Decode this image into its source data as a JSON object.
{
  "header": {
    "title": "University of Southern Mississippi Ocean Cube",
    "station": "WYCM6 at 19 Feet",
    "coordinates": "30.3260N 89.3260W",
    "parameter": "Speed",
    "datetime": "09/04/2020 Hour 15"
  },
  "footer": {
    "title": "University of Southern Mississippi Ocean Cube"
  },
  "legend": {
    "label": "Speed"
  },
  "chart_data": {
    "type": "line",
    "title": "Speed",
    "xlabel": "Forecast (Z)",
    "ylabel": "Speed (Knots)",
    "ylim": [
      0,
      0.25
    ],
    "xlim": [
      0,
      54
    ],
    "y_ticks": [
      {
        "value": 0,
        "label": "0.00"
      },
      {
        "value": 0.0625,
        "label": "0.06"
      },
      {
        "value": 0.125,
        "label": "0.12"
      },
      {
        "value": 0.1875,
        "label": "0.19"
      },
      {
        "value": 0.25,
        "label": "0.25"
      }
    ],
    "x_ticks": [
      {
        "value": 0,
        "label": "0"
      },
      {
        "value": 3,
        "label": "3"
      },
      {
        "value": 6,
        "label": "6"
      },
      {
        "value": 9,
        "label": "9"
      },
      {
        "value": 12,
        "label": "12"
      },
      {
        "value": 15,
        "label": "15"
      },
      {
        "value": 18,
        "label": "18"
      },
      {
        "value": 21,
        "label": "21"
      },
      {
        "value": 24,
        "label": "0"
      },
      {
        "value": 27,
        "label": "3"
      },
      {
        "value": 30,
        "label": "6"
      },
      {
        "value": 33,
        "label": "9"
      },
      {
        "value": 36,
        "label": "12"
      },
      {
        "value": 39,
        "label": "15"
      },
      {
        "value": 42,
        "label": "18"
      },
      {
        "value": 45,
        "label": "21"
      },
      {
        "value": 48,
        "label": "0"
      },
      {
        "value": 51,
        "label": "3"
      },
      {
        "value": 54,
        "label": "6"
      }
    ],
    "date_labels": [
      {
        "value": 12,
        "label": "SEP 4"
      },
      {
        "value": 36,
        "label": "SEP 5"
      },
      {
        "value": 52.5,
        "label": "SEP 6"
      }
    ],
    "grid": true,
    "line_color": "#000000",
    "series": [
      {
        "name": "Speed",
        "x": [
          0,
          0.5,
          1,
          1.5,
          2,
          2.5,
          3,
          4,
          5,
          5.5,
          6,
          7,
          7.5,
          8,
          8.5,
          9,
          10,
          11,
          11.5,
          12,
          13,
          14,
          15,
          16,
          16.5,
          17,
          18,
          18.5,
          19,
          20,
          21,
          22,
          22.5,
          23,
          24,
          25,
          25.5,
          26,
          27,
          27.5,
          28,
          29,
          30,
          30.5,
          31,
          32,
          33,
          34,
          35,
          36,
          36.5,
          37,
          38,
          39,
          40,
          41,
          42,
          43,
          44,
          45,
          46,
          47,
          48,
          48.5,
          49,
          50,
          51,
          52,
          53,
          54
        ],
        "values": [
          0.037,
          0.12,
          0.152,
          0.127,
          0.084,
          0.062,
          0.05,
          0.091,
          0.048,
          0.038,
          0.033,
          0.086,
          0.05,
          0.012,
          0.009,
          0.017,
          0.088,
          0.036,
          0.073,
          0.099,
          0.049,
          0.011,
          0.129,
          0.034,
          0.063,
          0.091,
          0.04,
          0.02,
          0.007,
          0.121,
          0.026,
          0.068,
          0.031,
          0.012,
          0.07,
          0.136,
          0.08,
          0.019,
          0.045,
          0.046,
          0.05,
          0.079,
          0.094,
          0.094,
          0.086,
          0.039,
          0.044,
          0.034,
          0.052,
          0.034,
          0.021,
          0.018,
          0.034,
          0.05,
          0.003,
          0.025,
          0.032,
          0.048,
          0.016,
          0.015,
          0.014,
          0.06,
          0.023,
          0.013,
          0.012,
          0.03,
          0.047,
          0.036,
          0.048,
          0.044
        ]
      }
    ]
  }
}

§ PROBLEM DETAILS
Compute the number of lines above that contain the string "title". Reply with that value only.

§ TASK ANSWER
3